Rewrite everything from the line containing "Point bbox=[1265, 86, 1288, 100]" down to the line containing "Point bbox=[700, 290, 723, 304]" as a Markdown table with two columns, Row and Line. Number each row and leave out any blank lines.

Extracted data entries:
--- Start ---

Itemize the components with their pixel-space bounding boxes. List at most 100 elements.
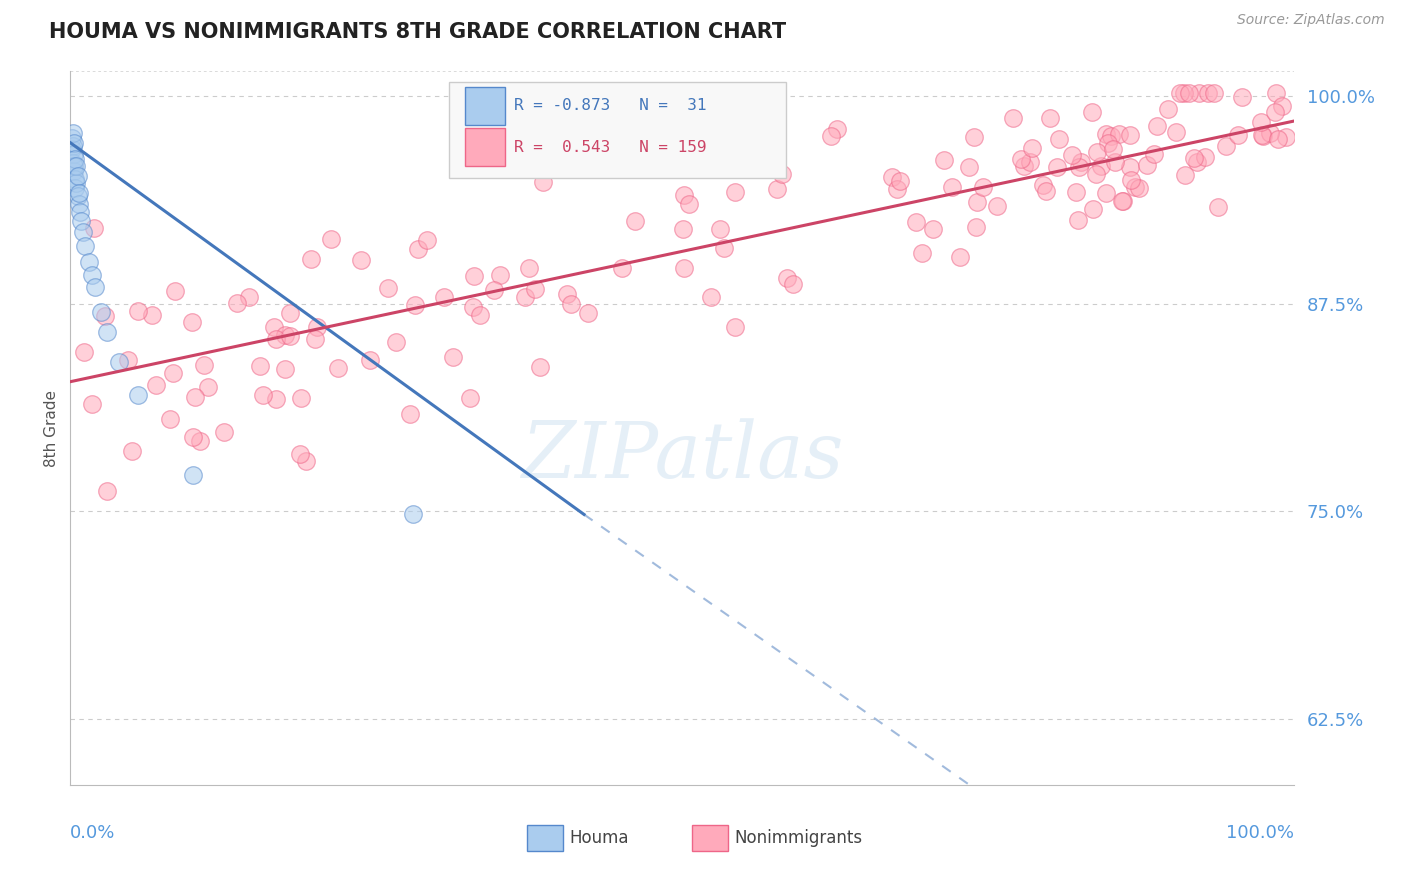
Point bbox=[1265, 86, 1288, 100]
Point bbox=[1047, 132, 1070, 146]
Point bbox=[513, 290, 536, 304]
Point bbox=[63, 180, 86, 194]
Y-axis label: 8th Grade: 8th Grade bbox=[44, 390, 59, 467]
Point bbox=[560, 297, 582, 311]
Point bbox=[212, 425, 235, 440]
Point bbox=[63, 172, 86, 186]
Point bbox=[700, 290, 723, 304]
Point bbox=[1136, 158, 1159, 172]
Point bbox=[578, 306, 600, 320]
Point bbox=[1178, 86, 1201, 100]
Point bbox=[827, 122, 849, 136]
Point bbox=[461, 300, 484, 314]
Point bbox=[121, 443, 143, 458]
Point bbox=[1204, 86, 1226, 100]
Point bbox=[1001, 112, 1024, 126]
Point bbox=[197, 380, 219, 394]
Point bbox=[80, 397, 103, 411]
Point bbox=[402, 508, 425, 522]
Point bbox=[416, 233, 439, 247]
Point bbox=[673, 260, 696, 275]
Point bbox=[1187, 155, 1209, 169]
Point bbox=[60, 142, 83, 156]
Point bbox=[1264, 104, 1286, 119]
Point bbox=[965, 220, 987, 235]
Point bbox=[1215, 138, 1237, 153]
Point bbox=[288, 447, 311, 461]
Point bbox=[678, 196, 700, 211]
Point bbox=[941, 180, 963, 194]
Point bbox=[782, 277, 804, 292]
Point bbox=[1081, 104, 1104, 119]
Point bbox=[709, 222, 731, 236]
Point bbox=[73, 238, 96, 252]
Point bbox=[1066, 185, 1088, 199]
Point bbox=[1182, 151, 1205, 165]
Point bbox=[252, 388, 274, 402]
Point bbox=[1230, 90, 1253, 104]
Point bbox=[63, 164, 86, 178]
Point bbox=[1174, 168, 1197, 182]
Point bbox=[77, 255, 100, 269]
Point bbox=[633, 122, 655, 136]
Point bbox=[70, 213, 93, 227]
Point bbox=[482, 284, 505, 298]
Text: 100.0%: 100.0% bbox=[1226, 824, 1294, 842]
Point bbox=[264, 332, 287, 346]
Point bbox=[1081, 202, 1104, 216]
Point bbox=[948, 250, 970, 264]
Point bbox=[623, 214, 645, 228]
Point bbox=[1227, 128, 1250, 142]
Point bbox=[72, 225, 94, 239]
Point bbox=[1188, 86, 1211, 100]
Text: ZIPatlas: ZIPatlas bbox=[520, 418, 844, 495]
FancyBboxPatch shape bbox=[465, 128, 505, 166]
Point bbox=[117, 353, 139, 368]
Point bbox=[1251, 128, 1274, 143]
Point bbox=[359, 353, 381, 368]
Point bbox=[273, 328, 295, 343]
Point bbox=[772, 168, 794, 182]
Point bbox=[249, 359, 271, 373]
Point bbox=[1157, 102, 1180, 116]
Point bbox=[1101, 142, 1123, 156]
Point bbox=[1097, 136, 1119, 150]
Point bbox=[83, 220, 105, 235]
Point bbox=[1173, 86, 1195, 100]
Text: 0.0%: 0.0% bbox=[70, 824, 115, 842]
Point bbox=[671, 222, 693, 236]
Point bbox=[1119, 160, 1142, 174]
Point bbox=[880, 170, 903, 185]
Point bbox=[463, 269, 485, 284]
Point bbox=[290, 392, 312, 406]
Point bbox=[1194, 150, 1216, 164]
Point bbox=[1119, 128, 1142, 143]
Point bbox=[1270, 99, 1292, 113]
Point bbox=[385, 334, 408, 349]
Point bbox=[181, 429, 204, 443]
FancyBboxPatch shape bbox=[465, 87, 505, 125]
Point bbox=[555, 286, 578, 301]
Point bbox=[1146, 120, 1168, 134]
Point bbox=[266, 392, 288, 407]
Point bbox=[65, 159, 87, 173]
Point bbox=[83, 280, 105, 294]
Point bbox=[1067, 212, 1090, 227]
Point bbox=[66, 169, 89, 183]
Point bbox=[610, 261, 633, 276]
Point bbox=[73, 344, 96, 359]
Point bbox=[127, 304, 149, 318]
Point bbox=[299, 252, 322, 266]
Point bbox=[1104, 155, 1126, 169]
Point bbox=[96, 325, 118, 339]
Point bbox=[63, 136, 86, 150]
Point bbox=[1060, 147, 1083, 161]
Point bbox=[62, 126, 84, 140]
Point bbox=[67, 186, 90, 200]
Point bbox=[889, 174, 911, 188]
Point bbox=[1275, 129, 1298, 144]
Point bbox=[90, 305, 112, 319]
Point bbox=[820, 128, 842, 143]
Point bbox=[1010, 152, 1032, 166]
Text: Nonimmigrants: Nonimmigrants bbox=[734, 829, 863, 847]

--- End ---

*EXERCISE ANSWER*
| Row | Line |
|---|---|
| 1 | Point bbox=[1265, 86, 1288, 100] |
| 2 | Point bbox=[1047, 132, 1070, 146] |
| 3 | Point bbox=[513, 290, 536, 304] |
| 4 | Point bbox=[63, 180, 86, 194] |
| 5 | Y-axis label: 8th Grade: 8th Grade bbox=[44, 390, 59, 467] |
| 6 | Point bbox=[560, 297, 582, 311] |
| 7 | Point bbox=[212, 425, 235, 440] |
| 8 | Point bbox=[63, 172, 86, 186] |
| 9 | Point bbox=[700, 290, 723, 304] |